• _Activity_
From the data below, repeat everything exactly except the images.

• _Recorded information_

*** Block opens ***

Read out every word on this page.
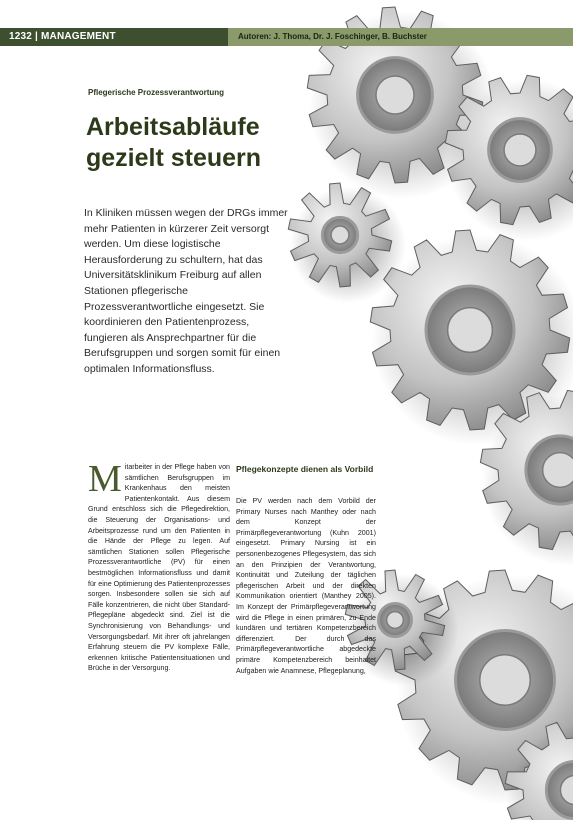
1232 | MANAGEMENT	Autoren: J. Thoma, Dr. J. Foschinger, B. Buchster
Pflegerische Prozessverantwortung
Arbeitsabläufe gezielt steuern

In Kliniken müssen wegen der DRGs immer mehr Patienten in kürzerer Zeit versorgt werden. Um diese logistische Herausforderung zu schultern, hat das Universitätsklinikum Freiburg auf allen Stationen pflegerische Prozessverantwortliche eingesetzt. Sie koordinieren den Patientenprozess, fungieren als Ansprechpartner für die Berufsgruppen und sorgen somit für einen optimalen Informationsfluss.

M itarbeiter in der Pflege haben von sämtlichen Berufsgruppen im Krankenhaus den meisten Patientenkontakt. Aus diesem Grund entschloss sich die Pflegedirektion, die Steuerung der Organisations- und Arbeitsprozesse rund um den Patienten in die Hände der Pflege zu legen. Auf sämtlichen Stationen sollen Pflegerische Prozessverantwortliche (PV) für einen bestmöglichen Informationsfluss und damit für eine Optimierung des Patientenprozesses sorgen. Insbesondere sollen sie sich auf Fälle konzentrieren, die nicht über Standard-Pflegepläne abgedeckt sind. Ziel ist die Synchronisierung von Behandlungs- und Versorgungsbedarf. Mit ihrer oft jahrelangen Erfahrung steuern die PV komplexe Fälle, erkennen kritische Patientensituationen und Brüche in der Versorgung.

Pflegekonzepte dienen als Vorbild

Die PV werden nach dem Vorbild der Primary Nurses nach Manthey oder nach dem Konzept der Primärpflegeverantwortung (Kuhn 2001) eingesetzt. Primary Nursing ist ein personenbezogenes Pflegesystem, das sich an den Prinzipien der Verantwortung, Kontinuität und Zuteilung der täglichen pflegerischen Arbeit und der direkten Kommunikation orientiert (Manthey 2005). Im Konzept der Primärpflegeverantwortung wird die Pflege in einen primären, zu Ende kundären und tertiären Kompetenzbereich differenziert. Der durch das Primärpflegeverantwortliche abgedeckte primäre Kompetenzbereich beinhaltet Aufgaben wie Anamnese, Pflegeplanung,
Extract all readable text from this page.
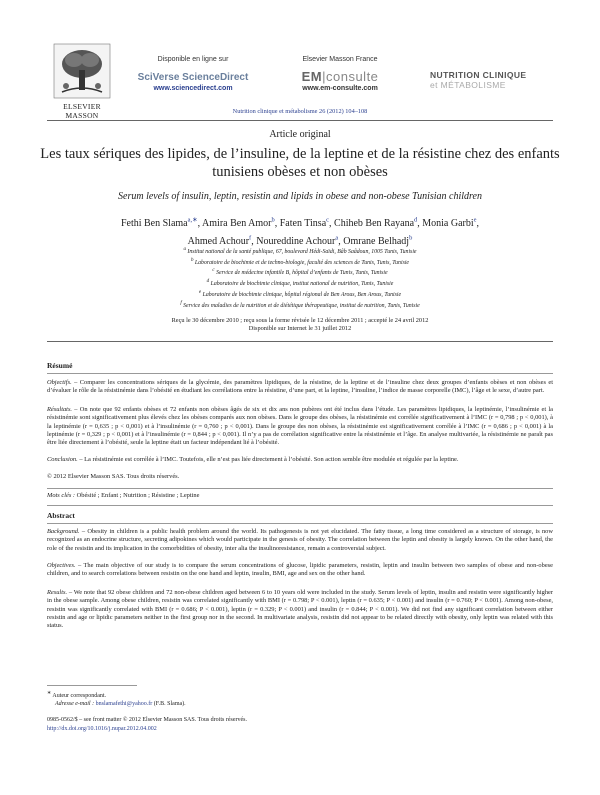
ELSEVIER
MASSON
Disponible en ligne sur
SciVerse ScienceDirect
www.sciencedirect.com
Elsevier Masson France
EM|consulte
www.em-consulte.com
NUTRITION CLINIQUE
et MÉTABOLISME
Nutrition clinique et métabolisme 26 (2012) 104–108
Article original
Les taux sériques des lipides, de l’insuline, de la leptine et de la résistine chez des enfants tunisiens obèses et non obèses
Serum levels of insulin, leptin, resistin and lipids in obese and non-obese Tunisian children
Fethi Ben Slama$^{a,∗}$, Amira Ben Amor$^b$, Faten Tinsa$^c$, Chiheb Ben Rayana$^d$, Monia Garbi$^e$,
Ahmed Achour$^f$, Noureddine Achour$^a$, Omrane Belhadj$^b$
$^a$ Institut national de la santé publique, 67, boulevard Hédi-Saïdi, Bâb Saâdoun, 1005 Tunis, Tunisie
$^b$ Laboratoire de biochimie et de techno-biologie, faculté des sciences de Tunis, Tunis, Tunisie
$^c$ Service de médecine infantile B, hôpital d’enfants de Tunis, Tunis, Tunisie
$^d$ Laboratoire de biochimie clinique, institut national de nutrition, Tunis, Tunisie
$^e$ Laboratoire de biochimie clinique, hôpital régional de Ben Arous, Ben Arous, Tunisie
$^f$ Service des maladies de la nutrition et de diététique thérapeutique, institut de nutrition, Tunis, Tunisie
Reçu le 30 décembre 2010 ; reçu sous la forme révisée le 12 décembre 2011 ; accepté le 24 avril 2012
Disponible sur Internet le 31 juillet 2012
Résumé
Objectifs. – Comparer les concentrations sériques de la glycémie, des paramètres lipidiques, de la résistine, de la leptine et de l’insuline chez deux groupes d’enfants obèses et non obèses et d’évaluer le rôle de la résistinémie dans l’obésité en étudiant les corrélations entre la résistine, d’une part, et la leptine, l’insuline, l’indice de masse corporelle (IMC), l’âge et le sexe, d’autre part.
Résultats. – On note que 92 enfants obèses et 72 enfants non obèses âgés de six et dix ans non pubères ont été inclus dans l’étude. Les paramètres lipidiques, la leptinémie, l’insulinémie et la résistinémie sont significativement plus élevés chez les obèses comparés aux non obèses. Dans le groupe des obèses, la résistinémie est corrélée significativement à l’IMC (r = 0,798 ; p < 0,001), à la leptinémie (r = 0,635 ; p < 0,001) et à l’insulinémie (r = 0,760 ; p < 0,001). Dans le groupe des non obèses, la résistinémie est significativement corrélée à l’IMC (r = 0,686 ; p < 0,001) à la leptinémie (r = 0,329 ; p < 0,001) et à l’insulinémie (r = 0,844 ; p < 0,001). Il n’y a pas de corrélation significative entre la résistinémie et l’âge. En analyse multivariée, la résistinémie ne paraît pas être liée directement à l’obésité, seule la leptine était un facteur indépendant lié à l’obésité.
Conclusion. – La résistinémie est corrélée à l’IMC. Toutefois, elle n’est pas liée directement à l’obésité. Son action semble être modulée et régulée par la leptine.
© 2012 Elsevier Masson SAS. Tous droits réservés.
Mots clés : Obésité ; Enfant ; Nutrition ; Résistine ; Leptine
Abstract
Background. – Obesity in children is a public health problem around the world. Its pathogenesis is not yet elucidated. The fatty tissue, a long time considered as a structure of storage, is now recognized as an endocrine structure, secreting adipokines which would participate in the genesis of obesity. The correlation between the leptin and obesity is largely known. On the other hand, the role of the resistin and its implication in the comorbidities of obesity, inter alia the insulinoresistance, remain a controversial subject.
Objectives. – The main objective of our study is to compare the serum concentrations of glucose, lipidic parameters, resistin, leptin and insulin between two samples of obese and non-obese children, and to search correlations between resistin on the one hand and leptin, insulin, BMI, age and sex on the other hand.
Results. – We note that 92 obese children and 72 non-obese children aged between 6 to 10 years old were included in the study. Serum levels of leptin, insulin and resistin were significantly higher in the obese sample. Among obese children, resistin was correlated significantly with BMI (r = 0.798; P < 0.001), leptin (r = 0.635; P < 0.001) and insulin (r = 0.760; P < 0.001). Among non-obese, resistin was significantly correlated with BMI (r = 0.686; P < 0.001), leptin (r = 0.329; P < 0.001) and insulin (r = 0.844; P < 0.001). We did not find any significant correlation between either resistin and age or lipidic parameters neither in the first group nor in the second. In multivariate analysis, resistin did not appear to be related directly with obesity, only leptin was related with this status.
∗ Auteur correspondant.
Adresse e-mail : bnslamafethi@yahoo.fr (F.B. Slama).
0985-0562/$ – see front matter © 2012 Elsevier Masson SAS. Tous droits réservés.
http://dx.doi.org/10.1016/j.nupar.2012.04.002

*** Block closes ***

• _Finished task_
Read out every word on this page.
1232 | MANAGEMENT	Autoren: J. Thoma, Dr. J. Foschinger, B. Buchster
Pflegerische Prozessverantwortung
Arbeitsabläufe gezielt steuern

In Kliniken müssen wegen der DRGs immer mehr Patienten in kürzerer Zeit versorgt werden. Um diese logistische Herausforderung zu schultern, hat das Universitätsklinikum Freiburg auf allen Stationen pflegerische Prozessverantwortliche eingesetzt. Sie koordinieren den Patientenprozess, fungieren als Ansprechpartner für die Berufsgruppen und sorgen somit für einen optimalen Informationsfluss.

M itarbeiter in der Pflege haben von sämtlichen Berufsgruppen im Krankenhaus den meisten Patientenkontakt. Aus diesem Grund entschloss sich die Pflegedirektion, die Steuerung der Organisations- und Arbeitsprozesse rund um den Patienten in die Hände der Pflege zu legen. Auf sämtlichen Stationen sollen Pflegerische Prozessverantwortliche (PV) für einen bestmöglichen Informationsfluss und damit für eine Optimierung des Patientenprozesses sorgen. Insbesondere sollen sie sich auf Fälle konzentrieren, die nicht über Standard-Pflegepläne abgedeckt sind. Ziel ist die Synchronisierung von Behandlungs- und Versorgungsbedarf. Mit ihrer oft jahrelangen Erfahrung steuern die PV komplexe Fälle, erkennen kritische Patientensituationen und Brüche in der Versorgung.

Pflegekonzepte dienen als Vorbild

Die PV werden nach dem Vorbild der Primary Nurses nach Manthey oder nach dem Konzept der Primärpflegeverantwortung (Kuhn 2001) eingesetzt. Primary Nursing ist ein personenbezogenes Pflegesystem, das sich an den Prinzipien der Verantwortung, Kontinuität und Zuteilung der täglichen pflegerischen Arbeit und der direkten Kommunikation orientiert (Manthey 2005). Im Konzept der Primärpflegeverantwortung wird die Pflege in einen primären, zu Ende kundären und tertiären Kompetenzbereich differenziert. Der durch das Primärpflegeverantwortliche abgedeckte primäre Kompetenzbereich beinhaltet Aufgaben wie Anamnese, Pflegeplanung,
Extract all readable text from this page.
ELSEVIER
MASSON
Disponible en ligne sur
SciVerse ScienceDirect
www.sciencedirect.com
Elsevier Masson France
EM|consulte
www.em-consulte.com
NUTRITION CLINIQUE
et MÉTABOLISME
Nutrition clinique et métabolisme 26 (2012) 104–108
Article original
Les taux sériques des lipides, de l’insuline, de la leptine et de la résistine chez des enfants tunisiens obèses et non obèses
Serum levels of insulin, leptin, resistin and lipids in obese and non-obese Tunisian children
Fethi Ben Slama$^{a,∗}$, Amira Ben Amor$^b$, Faten Tinsa$^c$, Chiheb Ben Rayana$^d$, Monia Garbi$^e$,
Ahmed Achour$^f$, Noureddine Achour$^a$, Omrane Belhadj$^b$
$^a$ Institut national de la santé publique, 67, boulevard Hédi-Saïdi, Bâb Saâdoun, 1005 Tunis, Tunisie
$^b$ Laboratoire de biochimie et de techno-biologie, faculté des sciences de Tunis, Tunis, Tunisie
$^c$ Service de médecine infantile B, hôpital d’enfants de Tunis, Tunis, Tunisie
$^d$ Laboratoire de biochimie clinique, institut national de nutrition, Tunis, Tunisie
$^e$ Laboratoire de biochimie clinique, hôpital régional de Ben Arous, Ben Arous, Tunisie
$^f$ Service des maladies de la nutrition et de diététique thérapeutique, institut de nutrition, Tunis, Tunisie
Reçu le 30 décembre 2010 ; reçu sous la forme révisée le 12 décembre 2011 ; accepté le 24 avril 2012
Disponible sur Internet le 31 juillet 2012
Résumé
Objectifs. – Comparer les concentrations sériques de la glycémie, des paramètres lipidiques, de la résistine, de la leptine et de l’insuline chez deux groupes d’enfants obèses et non obèses et d’évaluer le rôle de la résistinémie dans l’obésité en étudiant les corrélations entre la résistine, d’une part, et la leptine, l’insuline, l’indice de masse corporelle (IMC), l’âge et le sexe, d’autre part.
Résultats. – On note que 92 enfants obèses et 72 enfants non obèses âgés de six et dix ans non pubères ont été inclus dans l’étude. Les paramètres lipidiques, la leptinémie, l’insulinémie et la résistinémie sont significativement plus élevés chez les obèses comparés aux non obèses. Dans le groupe des obèses, la résistinémie est corrélée significativement à l’IMC (r = 0,798 ; p < 0,001), à la leptinémie (r = 0,635 ; p < 0,001) et à l’insulinémie (r = 0,760 ; p < 0,001). Dans le groupe des non obèses, la résistinémie est significativement corrélée à l’IMC (r = 0,686 ; p < 0,001) à la leptinémie (r = 0,329 ; p < 0,001) et à l’insulinémie (r = 0,844 ; p < 0,001). Il n’y a pas de corrélation significative entre la résistinémie et l’âge. En analyse multivariée, la résistinémie ne paraît pas être liée directement à l’obésité, seule la leptine était un facteur indépendant lié à l’obésité.
Conclusion. – La résistinémie est corrélée à l’IMC. Toutefois, elle n’est pas liée directement à l’obésité. Son action semble être modulée et régulée par la leptine.
© 2012 Elsevier Masson SAS. Tous droits réservés.
Mots clés : Obésité ; Enfant ; Nutrition ; Résistine ; Leptine
Abstract
Background. – Obesity in children is a public health problem around the world. Its pathogenesis is not yet elucidated. The fatty tissue, a long time considered as a structure of storage, is now recognized as an endocrine structure, secreting adipokines which would participate in the genesis of obesity. The correlation between the leptin and obesity is largely known. On the other hand, the role of the resistin and its implication in the comorbidities of obesity, inter alia the insulinoresistance, remain a controversial subject.
Objectives. – The main objective of our study is to compare the serum concentrations of glucose, lipidic parameters, resistin, leptin and insulin between two samples of obese and non-obese children, and to search correlations between resistin on the one hand and leptin, insulin, BMI, age and sex on the other hand.
Results. – We note that 92 obese children and 72 non-obese children aged between 6 to 10 years old were included in the study. Serum levels of leptin, insulin and resistin were significantly higher in the obese sample. Among obese children, resistin was correlated significantly with BMI (r = 0.798; P < 0.001), leptin (r = 0.635; P < 0.001) and insulin (r = 0.760; P < 0.001). Among non-obese, resistin was significantly correlated with BMI (r = 0.686; P < 0.001), leptin (r = 0.329; P < 0.001) and insulin (r = 0.844; P < 0.001). We did not find any significant correlation between either resistin and age or lipidic parameters neither in the first group nor in the second. In multivariate analysis, resistin did not appear to be related directly with obesity, only leptin was related with this status.
∗ Auteur correspondant.
Adresse e-mail : bnslamafethi@yahoo.fr (F.B. Slama).
0985-0562/$ – see front matter © 2012 Elsevier Masson SAS. Tous droits réservés.
http://dx.doi.org/10.1016/j.nupar.2012.04.002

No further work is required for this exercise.